Collected data entries:
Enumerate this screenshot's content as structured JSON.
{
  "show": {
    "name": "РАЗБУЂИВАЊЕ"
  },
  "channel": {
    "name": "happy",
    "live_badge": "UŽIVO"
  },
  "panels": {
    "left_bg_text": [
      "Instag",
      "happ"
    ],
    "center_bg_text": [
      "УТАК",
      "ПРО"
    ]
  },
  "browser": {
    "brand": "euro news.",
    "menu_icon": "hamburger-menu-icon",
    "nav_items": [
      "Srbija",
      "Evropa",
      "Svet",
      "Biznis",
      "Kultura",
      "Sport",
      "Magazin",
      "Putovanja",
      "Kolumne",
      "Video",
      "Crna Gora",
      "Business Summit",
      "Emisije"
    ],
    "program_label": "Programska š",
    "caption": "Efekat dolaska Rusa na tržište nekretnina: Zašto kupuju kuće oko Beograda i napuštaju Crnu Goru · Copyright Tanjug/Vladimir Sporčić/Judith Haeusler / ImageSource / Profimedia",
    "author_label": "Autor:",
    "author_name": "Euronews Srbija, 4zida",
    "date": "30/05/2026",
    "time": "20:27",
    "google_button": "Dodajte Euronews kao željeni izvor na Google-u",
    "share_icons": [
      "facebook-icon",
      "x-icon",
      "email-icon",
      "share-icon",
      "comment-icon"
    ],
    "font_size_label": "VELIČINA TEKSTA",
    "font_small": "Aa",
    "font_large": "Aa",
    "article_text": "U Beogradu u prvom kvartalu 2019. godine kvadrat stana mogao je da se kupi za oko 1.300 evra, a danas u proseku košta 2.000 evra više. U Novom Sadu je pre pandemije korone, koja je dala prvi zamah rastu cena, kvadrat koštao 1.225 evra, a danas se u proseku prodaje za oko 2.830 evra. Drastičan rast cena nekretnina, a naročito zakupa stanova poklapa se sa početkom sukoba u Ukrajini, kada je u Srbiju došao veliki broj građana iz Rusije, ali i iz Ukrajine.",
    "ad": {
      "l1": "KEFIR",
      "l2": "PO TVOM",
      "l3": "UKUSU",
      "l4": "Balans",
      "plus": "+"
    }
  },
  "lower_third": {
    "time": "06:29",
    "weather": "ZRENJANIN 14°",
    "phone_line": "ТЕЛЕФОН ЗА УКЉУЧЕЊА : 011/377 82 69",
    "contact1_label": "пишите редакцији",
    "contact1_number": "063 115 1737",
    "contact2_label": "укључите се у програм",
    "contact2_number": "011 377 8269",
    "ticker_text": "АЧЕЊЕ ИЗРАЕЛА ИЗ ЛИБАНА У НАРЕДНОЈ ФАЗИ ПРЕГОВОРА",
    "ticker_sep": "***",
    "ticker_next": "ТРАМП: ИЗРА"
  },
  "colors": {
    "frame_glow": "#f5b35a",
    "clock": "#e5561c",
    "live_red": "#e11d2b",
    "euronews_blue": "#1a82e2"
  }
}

• EXERCISE PROMPT:
Send back all of the entries exactly, with nothing missing.

• RESPONSE TO THE TASK:
Enumerate this screenshot's content as structured JSON.
{
  "show": {
    "name": "РАЗБУЂИВАЊЕ"
  },
  "channel": {
    "name": "happy",
    "live_badge": "UŽIVO"
  },
  "panels": {
    "left_bg_text": [
      "Instag",
      "happ"
    ],
    "center_bg_text": [
      "УТАК",
      "ПРО"
    ]
  },
  "browser": {
    "brand": "euro news.",
    "menu_icon": "hamburger-menu-icon",
    "nav_items": [
      "Srbija",
      "Evropa",
      "Svet",
      "Biznis",
      "Kultura",
      "Sport",
      "Magazin",
      "Putovanja",
      "Kolumne",
      "Video",
      "Crna Gora",
      "Business Summit",
      "Emisije"
    ],
    "program_label": "Programska š",
    "caption": "Efekat dolaska Rusa na tržište nekretnina: Zašto kupuju kuće oko Beograda i napuštaju Crnu Goru · Copyright Tanjug/Vladimir Sporčić/Judith Haeusler / ImageSource / Profimedia",
    "author_label": "Autor:",
    "author_name": "Euronews Srbija, 4zida",
    "date": "30/05/2026",
    "time": "20:27",
    "google_button": "Dodajte Euronews kao željeni izvor na Google-u",
    "share_icons": [
      "facebook-icon",
      "x-icon",
      "email-icon",
      "share-icon",
      "comment-icon"
    ],
    "font_size_label": "VELIČINA TEKSTA",
    "font_small": "Aa",
    "font_large": "Aa",
    "article_text": "U Beogradu u prvom kvartalu 2019. godine kvadrat stana mogao je da se kupi za oko 1.300 evra, a danas u proseku košta 2.000 evra više. U Novom Sadu je pre pandemije korone, koja je dala prvi zamah rastu cena, kvadrat koštao 1.225 evra, a danas se u proseku prodaje za oko 2.830 evra. Drastičan rast cena nekretnina, a naročito zakupa stanova poklapa se sa početkom sukoba u Ukrajini, kada je u Srbiju došao veliki broj građana iz Rusije, ali i iz Ukrajine.",
    "ad": {
      "l1": "KEFIR",
      "l2": "PO TVOM",
      "l3": "UKUSU",
      "l4": "Balans",
      "plus": "+"
    }
  },
  "lower_third": {
    "time": "06:29",
    "weather": "ZRENJANIN 14°",
    "phone_line": "ТЕЛЕФОН ЗА УКЉУЧЕЊА : 011/377 82 69",
    "contact1_label": "пишите редакцији",
    "contact1_number": "063 115 1737",
    "contact2_label": "укључите се у програм",
    "contact2_number": "011 377 8269",
    "ticker_text": "АЧЕЊЕ ИЗРАЕЛА ИЗ ЛИБАНА У НАРЕДНОЈ ФАЗИ ПРЕГОВОРА",
    "ticker_sep": "***",
    "ticker_next": "ТРАМП: ИЗРА"
  },
  "colors": {
    "frame_glow": "#f5b35a",
    "clock": "#e5561c",
    "live_red": "#e11d2b",
    "euronews_blue": "#1a82e2"
  }
}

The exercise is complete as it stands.